* Requirement *
Copy out each line that has "plain" in it.

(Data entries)
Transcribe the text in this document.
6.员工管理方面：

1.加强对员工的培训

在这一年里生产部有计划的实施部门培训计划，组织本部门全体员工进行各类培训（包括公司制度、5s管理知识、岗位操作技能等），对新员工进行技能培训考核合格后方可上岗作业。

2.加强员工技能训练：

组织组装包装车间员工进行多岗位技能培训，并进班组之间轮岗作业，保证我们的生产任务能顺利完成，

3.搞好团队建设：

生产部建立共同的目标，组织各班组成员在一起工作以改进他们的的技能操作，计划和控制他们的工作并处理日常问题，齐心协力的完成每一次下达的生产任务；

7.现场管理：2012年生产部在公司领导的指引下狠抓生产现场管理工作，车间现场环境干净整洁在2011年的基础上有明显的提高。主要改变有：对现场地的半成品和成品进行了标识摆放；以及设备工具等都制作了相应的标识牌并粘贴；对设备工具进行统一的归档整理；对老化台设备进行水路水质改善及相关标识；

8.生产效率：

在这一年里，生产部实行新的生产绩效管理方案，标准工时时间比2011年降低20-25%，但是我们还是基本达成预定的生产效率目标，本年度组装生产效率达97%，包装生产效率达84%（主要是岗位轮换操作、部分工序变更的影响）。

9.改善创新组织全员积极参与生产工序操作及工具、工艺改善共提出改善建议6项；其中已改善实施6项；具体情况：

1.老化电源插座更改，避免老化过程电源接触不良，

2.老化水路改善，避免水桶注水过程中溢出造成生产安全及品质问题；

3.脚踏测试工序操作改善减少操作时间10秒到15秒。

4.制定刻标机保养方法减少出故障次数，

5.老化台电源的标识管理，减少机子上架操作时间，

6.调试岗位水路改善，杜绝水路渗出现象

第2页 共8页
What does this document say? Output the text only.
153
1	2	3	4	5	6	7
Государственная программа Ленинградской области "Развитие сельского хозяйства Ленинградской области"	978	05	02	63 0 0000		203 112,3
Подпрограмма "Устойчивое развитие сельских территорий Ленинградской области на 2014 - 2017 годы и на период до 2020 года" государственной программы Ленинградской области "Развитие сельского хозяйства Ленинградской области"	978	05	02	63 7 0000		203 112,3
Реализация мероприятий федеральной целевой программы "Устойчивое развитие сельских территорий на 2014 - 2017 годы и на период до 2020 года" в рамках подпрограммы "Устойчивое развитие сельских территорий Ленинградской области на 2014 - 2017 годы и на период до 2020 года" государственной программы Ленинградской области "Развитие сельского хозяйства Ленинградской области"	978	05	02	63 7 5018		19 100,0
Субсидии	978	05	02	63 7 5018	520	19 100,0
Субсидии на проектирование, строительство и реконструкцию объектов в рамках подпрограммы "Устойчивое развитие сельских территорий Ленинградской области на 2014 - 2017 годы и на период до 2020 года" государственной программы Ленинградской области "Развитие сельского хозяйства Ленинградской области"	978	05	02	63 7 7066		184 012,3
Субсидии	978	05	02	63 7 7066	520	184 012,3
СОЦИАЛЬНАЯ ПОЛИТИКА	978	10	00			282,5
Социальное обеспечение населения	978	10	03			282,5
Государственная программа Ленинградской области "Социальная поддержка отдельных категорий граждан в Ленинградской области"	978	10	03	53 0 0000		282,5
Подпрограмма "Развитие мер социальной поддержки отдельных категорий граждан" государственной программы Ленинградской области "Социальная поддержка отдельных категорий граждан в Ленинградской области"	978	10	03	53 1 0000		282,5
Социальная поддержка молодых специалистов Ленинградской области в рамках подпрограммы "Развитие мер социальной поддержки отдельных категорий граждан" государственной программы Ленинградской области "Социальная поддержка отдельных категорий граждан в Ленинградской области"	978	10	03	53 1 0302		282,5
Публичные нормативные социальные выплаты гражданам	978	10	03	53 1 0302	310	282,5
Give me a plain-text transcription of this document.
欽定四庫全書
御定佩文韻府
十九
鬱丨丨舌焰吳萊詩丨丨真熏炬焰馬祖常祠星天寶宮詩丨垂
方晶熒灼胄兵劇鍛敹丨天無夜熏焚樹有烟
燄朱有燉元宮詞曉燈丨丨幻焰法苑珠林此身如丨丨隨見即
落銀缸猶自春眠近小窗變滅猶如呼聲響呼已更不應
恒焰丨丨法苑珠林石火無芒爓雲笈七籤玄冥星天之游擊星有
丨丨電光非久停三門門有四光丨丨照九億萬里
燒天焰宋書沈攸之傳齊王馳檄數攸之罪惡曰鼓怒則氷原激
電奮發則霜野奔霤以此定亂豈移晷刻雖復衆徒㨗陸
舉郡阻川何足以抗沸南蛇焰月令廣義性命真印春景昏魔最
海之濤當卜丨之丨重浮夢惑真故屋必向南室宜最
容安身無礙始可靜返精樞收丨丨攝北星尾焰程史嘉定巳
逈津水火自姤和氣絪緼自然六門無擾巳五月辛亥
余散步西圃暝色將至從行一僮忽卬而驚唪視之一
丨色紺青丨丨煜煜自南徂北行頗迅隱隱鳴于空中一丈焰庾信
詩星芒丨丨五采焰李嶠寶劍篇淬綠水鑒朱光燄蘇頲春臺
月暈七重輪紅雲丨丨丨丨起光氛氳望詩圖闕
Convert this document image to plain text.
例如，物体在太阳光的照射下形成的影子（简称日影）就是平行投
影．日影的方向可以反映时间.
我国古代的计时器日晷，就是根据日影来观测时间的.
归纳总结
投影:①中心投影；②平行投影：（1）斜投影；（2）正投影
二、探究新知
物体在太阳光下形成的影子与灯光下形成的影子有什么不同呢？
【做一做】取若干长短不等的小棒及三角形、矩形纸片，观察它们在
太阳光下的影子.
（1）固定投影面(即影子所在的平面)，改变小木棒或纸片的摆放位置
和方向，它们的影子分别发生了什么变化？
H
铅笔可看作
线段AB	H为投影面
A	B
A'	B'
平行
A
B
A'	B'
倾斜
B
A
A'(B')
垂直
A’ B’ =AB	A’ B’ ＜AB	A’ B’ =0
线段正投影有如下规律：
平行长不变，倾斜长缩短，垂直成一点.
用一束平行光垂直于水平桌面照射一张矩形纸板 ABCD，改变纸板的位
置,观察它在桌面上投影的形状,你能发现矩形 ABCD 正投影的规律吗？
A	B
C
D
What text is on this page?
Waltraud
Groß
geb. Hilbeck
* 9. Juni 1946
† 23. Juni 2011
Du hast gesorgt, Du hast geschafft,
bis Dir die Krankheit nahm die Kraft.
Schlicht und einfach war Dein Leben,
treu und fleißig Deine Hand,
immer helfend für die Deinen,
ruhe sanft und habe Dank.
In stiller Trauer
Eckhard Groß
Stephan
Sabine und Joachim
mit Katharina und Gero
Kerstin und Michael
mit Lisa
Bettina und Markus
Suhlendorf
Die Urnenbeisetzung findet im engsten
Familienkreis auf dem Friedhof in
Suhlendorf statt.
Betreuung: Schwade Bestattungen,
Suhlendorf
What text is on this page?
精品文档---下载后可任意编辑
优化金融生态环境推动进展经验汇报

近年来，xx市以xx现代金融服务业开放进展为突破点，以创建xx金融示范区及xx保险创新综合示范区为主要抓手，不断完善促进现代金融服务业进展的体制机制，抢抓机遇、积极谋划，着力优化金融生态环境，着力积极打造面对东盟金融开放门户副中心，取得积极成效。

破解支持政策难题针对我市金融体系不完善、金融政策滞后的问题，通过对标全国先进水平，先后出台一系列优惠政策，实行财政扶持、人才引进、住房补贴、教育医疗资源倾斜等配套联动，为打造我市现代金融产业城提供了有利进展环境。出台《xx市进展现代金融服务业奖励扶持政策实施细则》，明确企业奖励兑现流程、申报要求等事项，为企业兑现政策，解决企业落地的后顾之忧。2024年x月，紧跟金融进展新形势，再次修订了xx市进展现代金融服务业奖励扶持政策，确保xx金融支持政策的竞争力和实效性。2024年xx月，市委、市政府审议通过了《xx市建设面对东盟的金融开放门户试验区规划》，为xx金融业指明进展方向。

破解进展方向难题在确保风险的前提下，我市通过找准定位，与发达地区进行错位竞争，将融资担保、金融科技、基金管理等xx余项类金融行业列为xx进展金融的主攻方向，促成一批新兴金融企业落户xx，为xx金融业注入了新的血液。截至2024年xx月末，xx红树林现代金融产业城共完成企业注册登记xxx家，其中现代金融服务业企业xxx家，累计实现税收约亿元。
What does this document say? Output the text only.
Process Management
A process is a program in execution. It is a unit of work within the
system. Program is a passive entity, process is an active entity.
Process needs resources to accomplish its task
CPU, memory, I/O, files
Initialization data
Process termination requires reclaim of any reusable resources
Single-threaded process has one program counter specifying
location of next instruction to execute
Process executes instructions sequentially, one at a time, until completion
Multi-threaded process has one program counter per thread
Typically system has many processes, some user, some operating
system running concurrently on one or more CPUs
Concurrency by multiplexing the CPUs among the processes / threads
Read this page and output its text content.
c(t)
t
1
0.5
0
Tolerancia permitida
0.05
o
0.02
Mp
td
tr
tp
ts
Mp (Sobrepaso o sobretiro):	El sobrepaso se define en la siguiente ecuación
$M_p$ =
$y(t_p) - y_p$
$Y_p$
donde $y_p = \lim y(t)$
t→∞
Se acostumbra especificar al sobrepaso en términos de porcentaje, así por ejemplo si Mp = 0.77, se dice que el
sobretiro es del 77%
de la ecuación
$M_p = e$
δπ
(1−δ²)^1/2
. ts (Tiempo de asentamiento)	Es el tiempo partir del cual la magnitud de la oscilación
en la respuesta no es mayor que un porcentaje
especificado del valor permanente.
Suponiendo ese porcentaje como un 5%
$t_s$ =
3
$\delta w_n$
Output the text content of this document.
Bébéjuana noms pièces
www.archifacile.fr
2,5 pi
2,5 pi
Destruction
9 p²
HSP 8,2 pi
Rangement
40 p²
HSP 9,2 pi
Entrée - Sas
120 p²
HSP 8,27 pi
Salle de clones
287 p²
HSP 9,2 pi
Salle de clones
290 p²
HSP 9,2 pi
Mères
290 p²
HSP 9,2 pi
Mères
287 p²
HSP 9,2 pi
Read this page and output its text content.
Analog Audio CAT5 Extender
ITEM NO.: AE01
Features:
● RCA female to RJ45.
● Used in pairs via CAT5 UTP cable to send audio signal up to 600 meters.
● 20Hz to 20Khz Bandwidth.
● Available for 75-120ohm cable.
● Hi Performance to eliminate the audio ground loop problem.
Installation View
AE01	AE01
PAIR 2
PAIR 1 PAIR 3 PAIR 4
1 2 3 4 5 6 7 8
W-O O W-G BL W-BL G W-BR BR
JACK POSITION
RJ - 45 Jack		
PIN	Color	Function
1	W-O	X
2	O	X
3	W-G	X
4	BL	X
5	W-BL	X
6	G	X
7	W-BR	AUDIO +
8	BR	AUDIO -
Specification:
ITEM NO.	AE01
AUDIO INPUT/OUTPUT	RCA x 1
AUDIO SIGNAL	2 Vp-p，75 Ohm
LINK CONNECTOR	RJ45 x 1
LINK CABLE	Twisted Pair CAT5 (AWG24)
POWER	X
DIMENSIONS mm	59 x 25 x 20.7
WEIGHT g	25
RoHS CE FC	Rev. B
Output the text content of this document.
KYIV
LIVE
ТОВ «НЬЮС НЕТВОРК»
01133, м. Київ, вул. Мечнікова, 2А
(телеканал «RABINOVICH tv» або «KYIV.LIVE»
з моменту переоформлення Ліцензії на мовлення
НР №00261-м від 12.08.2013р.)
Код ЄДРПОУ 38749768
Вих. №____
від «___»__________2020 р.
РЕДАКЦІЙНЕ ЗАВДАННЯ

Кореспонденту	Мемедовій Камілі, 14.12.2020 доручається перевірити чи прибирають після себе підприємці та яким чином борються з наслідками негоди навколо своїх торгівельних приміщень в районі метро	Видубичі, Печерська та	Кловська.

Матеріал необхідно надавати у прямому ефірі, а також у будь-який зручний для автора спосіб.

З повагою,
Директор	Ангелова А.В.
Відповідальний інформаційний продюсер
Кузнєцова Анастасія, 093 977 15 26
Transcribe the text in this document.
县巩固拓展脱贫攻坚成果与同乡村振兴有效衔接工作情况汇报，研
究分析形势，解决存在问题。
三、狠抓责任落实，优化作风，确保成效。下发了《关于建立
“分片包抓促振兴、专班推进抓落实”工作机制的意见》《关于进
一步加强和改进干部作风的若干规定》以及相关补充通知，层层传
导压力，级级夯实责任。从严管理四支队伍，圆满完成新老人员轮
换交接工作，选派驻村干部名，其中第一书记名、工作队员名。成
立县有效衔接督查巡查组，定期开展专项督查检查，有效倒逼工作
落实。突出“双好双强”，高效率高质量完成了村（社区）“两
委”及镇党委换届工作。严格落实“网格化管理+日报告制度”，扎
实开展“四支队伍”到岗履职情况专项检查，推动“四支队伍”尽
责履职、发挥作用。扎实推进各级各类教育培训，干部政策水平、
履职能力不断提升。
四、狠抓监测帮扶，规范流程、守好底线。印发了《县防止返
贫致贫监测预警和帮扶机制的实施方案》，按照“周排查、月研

* Correct answer *
Give me a plain-text transcription of this document.
Convert this document image to plain text.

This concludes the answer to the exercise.